• Stored records:
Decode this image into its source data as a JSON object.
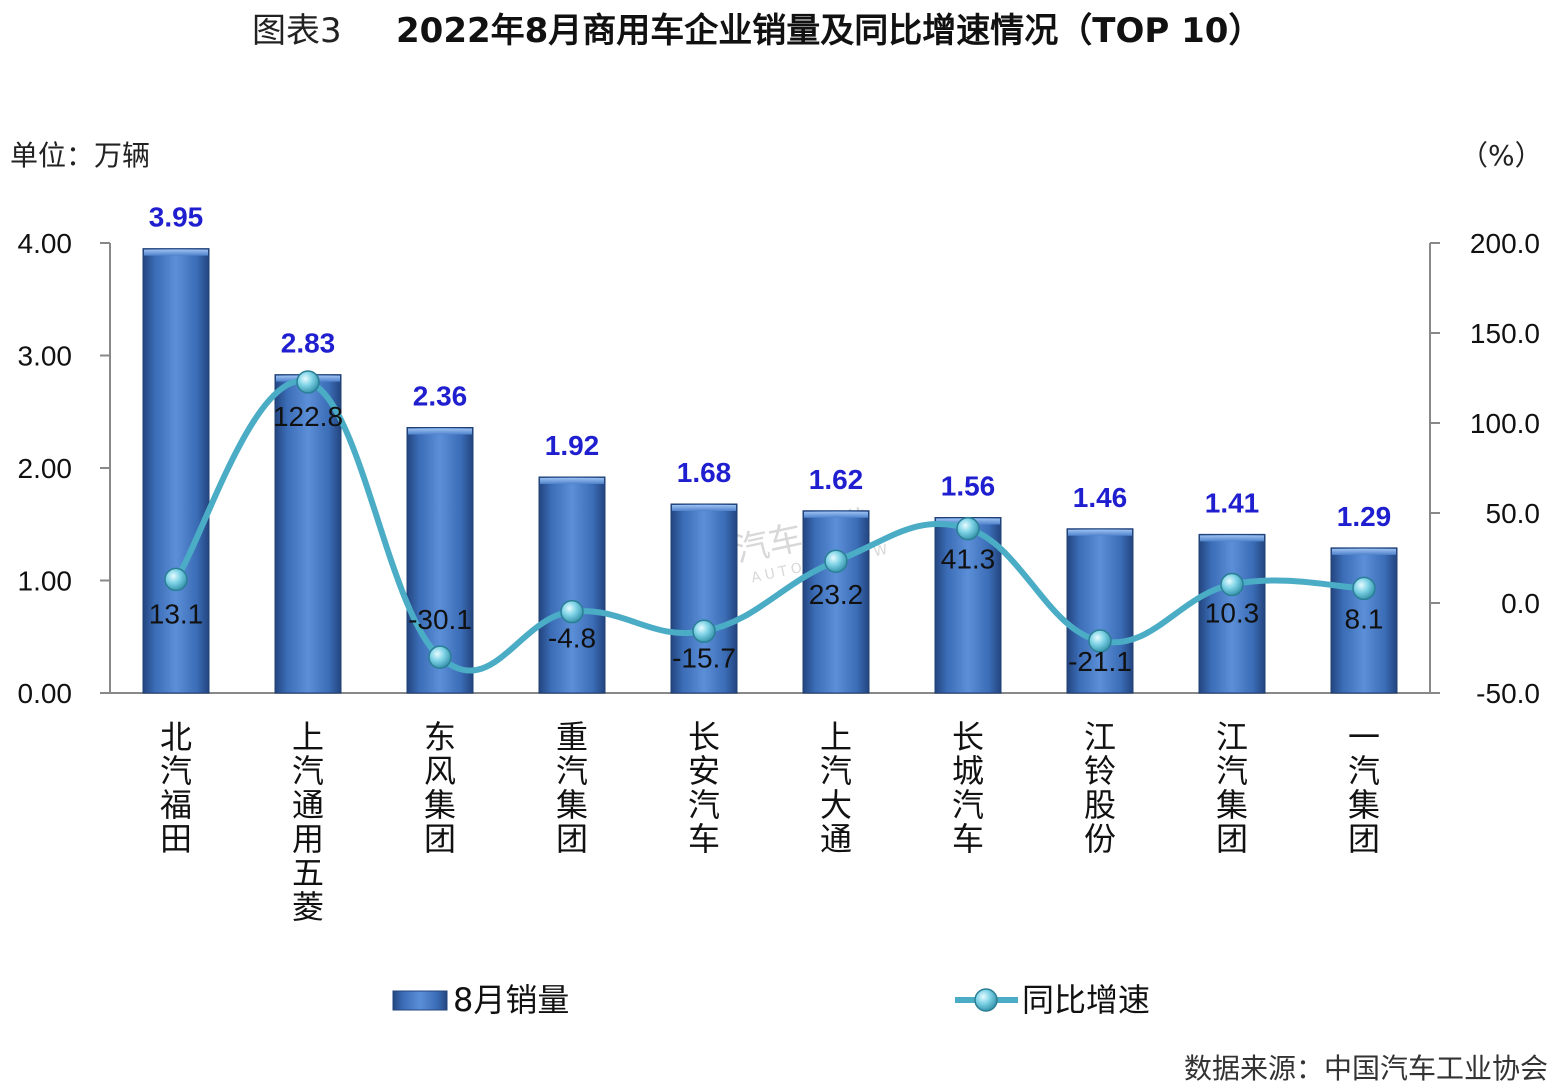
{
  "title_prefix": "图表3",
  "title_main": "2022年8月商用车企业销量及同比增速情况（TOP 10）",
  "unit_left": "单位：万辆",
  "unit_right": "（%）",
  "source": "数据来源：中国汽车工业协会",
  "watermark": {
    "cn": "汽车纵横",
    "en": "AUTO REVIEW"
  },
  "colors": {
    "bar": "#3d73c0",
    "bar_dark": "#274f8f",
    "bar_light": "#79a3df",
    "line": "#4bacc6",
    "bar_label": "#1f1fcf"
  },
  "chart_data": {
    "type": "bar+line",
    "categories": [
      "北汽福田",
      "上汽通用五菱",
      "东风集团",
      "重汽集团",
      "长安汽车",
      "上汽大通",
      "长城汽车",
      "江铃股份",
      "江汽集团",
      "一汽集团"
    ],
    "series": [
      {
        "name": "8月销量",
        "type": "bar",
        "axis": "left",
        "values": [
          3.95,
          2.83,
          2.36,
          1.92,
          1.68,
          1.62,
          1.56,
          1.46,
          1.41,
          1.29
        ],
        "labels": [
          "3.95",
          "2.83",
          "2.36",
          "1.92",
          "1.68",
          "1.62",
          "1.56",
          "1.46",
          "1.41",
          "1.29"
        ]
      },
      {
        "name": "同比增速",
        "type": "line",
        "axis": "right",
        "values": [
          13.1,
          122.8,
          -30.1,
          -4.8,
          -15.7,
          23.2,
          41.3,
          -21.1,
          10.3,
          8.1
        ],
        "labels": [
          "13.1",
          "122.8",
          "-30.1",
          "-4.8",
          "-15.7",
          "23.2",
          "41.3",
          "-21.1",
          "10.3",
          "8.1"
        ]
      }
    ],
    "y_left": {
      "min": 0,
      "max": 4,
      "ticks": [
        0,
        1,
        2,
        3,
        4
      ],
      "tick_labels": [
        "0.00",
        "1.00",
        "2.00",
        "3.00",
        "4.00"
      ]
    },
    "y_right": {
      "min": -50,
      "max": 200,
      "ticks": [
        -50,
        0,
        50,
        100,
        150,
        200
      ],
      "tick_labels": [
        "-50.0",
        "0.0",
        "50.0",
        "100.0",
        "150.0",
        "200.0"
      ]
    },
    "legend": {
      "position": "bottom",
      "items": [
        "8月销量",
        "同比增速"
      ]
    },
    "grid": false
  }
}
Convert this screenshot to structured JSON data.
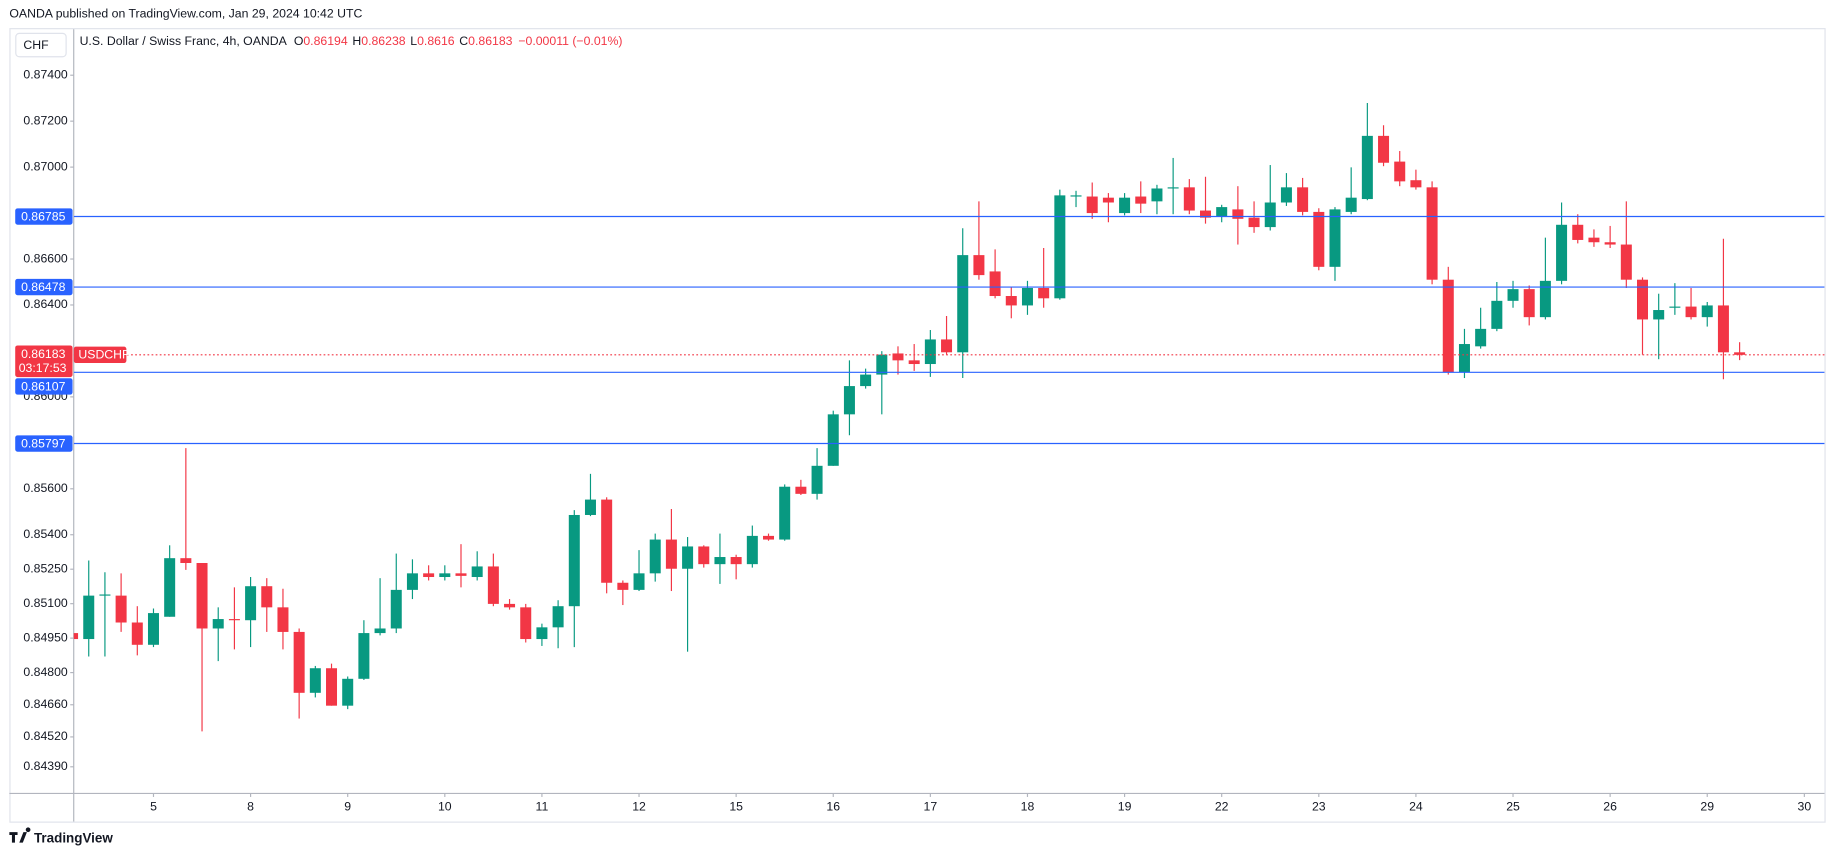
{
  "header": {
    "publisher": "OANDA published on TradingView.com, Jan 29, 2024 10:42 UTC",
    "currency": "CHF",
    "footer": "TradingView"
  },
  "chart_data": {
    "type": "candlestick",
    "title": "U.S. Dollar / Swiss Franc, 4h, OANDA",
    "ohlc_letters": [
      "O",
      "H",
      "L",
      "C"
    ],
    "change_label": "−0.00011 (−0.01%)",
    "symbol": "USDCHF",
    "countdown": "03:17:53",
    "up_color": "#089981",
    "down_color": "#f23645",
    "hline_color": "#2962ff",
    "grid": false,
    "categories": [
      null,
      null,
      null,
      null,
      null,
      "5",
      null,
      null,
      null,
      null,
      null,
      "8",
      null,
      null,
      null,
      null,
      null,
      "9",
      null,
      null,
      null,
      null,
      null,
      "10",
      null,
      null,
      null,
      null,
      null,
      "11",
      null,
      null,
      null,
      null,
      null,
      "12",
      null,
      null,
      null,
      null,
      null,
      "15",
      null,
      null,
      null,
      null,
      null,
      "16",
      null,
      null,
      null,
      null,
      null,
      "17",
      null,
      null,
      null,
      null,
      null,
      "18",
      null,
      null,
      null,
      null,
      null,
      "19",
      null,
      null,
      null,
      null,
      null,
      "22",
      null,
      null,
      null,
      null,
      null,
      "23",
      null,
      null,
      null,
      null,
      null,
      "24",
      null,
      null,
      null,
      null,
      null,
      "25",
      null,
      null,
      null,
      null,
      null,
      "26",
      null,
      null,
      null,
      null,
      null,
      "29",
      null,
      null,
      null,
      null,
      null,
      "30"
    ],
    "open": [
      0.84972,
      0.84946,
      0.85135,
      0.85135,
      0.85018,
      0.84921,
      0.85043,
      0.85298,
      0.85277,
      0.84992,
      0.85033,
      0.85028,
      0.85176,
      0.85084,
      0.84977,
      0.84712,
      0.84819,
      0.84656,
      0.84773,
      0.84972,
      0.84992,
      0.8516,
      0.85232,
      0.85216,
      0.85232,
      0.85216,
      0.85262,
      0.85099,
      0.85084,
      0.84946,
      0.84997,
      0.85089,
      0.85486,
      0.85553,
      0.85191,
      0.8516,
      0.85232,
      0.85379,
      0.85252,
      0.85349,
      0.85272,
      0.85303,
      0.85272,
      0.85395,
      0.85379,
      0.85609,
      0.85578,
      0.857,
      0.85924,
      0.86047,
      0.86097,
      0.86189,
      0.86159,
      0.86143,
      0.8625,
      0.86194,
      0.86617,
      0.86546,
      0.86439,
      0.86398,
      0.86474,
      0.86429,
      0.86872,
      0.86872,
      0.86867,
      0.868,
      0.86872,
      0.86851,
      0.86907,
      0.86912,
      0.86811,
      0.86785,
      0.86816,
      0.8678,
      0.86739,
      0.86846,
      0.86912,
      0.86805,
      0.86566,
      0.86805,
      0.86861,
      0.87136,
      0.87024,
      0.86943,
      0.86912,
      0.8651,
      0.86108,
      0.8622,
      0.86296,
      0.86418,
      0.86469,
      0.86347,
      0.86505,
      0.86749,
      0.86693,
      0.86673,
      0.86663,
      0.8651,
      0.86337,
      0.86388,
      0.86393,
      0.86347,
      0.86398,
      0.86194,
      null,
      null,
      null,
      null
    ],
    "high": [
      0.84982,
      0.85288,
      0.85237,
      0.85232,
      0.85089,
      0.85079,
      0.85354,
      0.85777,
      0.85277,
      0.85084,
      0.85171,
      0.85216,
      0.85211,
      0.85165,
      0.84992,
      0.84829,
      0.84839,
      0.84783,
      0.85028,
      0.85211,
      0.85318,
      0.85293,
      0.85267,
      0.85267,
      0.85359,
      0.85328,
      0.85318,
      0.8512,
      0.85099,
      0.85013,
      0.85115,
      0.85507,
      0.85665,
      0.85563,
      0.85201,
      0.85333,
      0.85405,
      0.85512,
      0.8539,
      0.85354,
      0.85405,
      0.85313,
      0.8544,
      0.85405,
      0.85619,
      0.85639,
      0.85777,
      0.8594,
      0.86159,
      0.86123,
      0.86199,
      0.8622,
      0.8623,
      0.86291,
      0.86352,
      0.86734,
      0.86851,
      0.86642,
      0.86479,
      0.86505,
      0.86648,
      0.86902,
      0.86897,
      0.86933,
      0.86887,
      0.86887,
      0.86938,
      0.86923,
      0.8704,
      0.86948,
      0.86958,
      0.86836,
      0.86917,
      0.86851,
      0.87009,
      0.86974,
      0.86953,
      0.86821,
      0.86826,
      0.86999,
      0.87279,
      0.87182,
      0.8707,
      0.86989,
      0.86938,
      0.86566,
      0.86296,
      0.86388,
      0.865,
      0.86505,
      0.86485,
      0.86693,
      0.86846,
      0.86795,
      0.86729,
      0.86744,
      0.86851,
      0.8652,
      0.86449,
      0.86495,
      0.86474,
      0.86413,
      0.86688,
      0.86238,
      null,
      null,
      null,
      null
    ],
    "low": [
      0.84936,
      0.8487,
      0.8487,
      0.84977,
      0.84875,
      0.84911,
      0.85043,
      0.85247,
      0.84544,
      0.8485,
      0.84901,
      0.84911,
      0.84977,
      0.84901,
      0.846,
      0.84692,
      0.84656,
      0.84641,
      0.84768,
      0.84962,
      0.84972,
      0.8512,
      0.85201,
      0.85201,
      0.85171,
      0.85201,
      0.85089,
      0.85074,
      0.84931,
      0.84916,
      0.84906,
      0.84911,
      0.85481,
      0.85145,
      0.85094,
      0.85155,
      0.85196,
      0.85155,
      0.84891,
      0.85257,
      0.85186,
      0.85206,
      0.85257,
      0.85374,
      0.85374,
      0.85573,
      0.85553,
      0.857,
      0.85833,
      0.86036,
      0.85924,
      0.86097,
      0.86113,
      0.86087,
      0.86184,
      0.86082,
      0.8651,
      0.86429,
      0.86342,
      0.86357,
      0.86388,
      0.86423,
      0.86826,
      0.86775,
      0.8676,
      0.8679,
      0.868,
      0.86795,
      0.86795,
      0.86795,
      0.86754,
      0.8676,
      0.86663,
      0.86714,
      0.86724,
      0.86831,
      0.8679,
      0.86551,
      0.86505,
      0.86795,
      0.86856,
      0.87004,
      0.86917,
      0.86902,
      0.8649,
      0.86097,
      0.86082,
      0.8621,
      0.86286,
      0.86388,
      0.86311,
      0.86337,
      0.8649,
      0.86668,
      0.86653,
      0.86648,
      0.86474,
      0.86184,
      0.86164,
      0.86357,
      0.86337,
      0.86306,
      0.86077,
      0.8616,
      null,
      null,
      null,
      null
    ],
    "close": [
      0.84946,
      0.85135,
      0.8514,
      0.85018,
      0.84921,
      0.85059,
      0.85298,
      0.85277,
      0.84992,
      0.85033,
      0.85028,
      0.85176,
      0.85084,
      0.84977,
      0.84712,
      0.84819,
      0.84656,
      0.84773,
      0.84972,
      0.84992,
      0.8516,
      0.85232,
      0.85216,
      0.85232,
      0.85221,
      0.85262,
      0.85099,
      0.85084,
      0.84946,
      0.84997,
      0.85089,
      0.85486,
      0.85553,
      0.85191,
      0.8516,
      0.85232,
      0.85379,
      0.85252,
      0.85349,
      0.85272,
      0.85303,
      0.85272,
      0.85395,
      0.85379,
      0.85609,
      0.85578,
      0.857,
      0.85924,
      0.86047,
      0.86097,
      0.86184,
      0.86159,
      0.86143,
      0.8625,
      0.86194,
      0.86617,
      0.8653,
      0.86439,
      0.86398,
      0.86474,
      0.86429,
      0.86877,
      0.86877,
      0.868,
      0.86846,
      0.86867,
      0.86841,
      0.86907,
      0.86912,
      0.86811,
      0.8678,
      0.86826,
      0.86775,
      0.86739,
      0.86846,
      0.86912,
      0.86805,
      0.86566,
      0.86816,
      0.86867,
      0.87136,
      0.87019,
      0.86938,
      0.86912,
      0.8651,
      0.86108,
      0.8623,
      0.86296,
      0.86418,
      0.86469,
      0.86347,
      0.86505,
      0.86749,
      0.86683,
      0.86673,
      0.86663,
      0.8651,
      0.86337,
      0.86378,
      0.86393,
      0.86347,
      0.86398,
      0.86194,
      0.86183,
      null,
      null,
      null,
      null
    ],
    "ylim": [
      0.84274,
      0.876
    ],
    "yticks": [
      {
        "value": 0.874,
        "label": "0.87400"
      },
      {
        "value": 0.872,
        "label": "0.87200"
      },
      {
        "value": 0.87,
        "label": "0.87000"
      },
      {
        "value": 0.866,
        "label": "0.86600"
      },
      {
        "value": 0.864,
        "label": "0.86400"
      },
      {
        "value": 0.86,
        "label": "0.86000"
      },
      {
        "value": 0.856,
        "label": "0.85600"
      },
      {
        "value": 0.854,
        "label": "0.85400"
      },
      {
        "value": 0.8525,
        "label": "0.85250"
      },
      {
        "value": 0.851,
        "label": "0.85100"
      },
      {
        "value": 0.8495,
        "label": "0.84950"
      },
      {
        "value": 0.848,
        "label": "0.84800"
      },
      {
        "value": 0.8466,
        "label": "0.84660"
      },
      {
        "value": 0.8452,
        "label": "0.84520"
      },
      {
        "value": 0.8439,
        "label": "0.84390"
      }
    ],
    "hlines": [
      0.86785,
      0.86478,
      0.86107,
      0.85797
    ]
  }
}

• Written instruction: Copy every line from the entries that contains the word "type".

• Exercise solution:
    "type": "bar+line",
        "type": "bar",
        "type": "line",
    "type": "candlestick",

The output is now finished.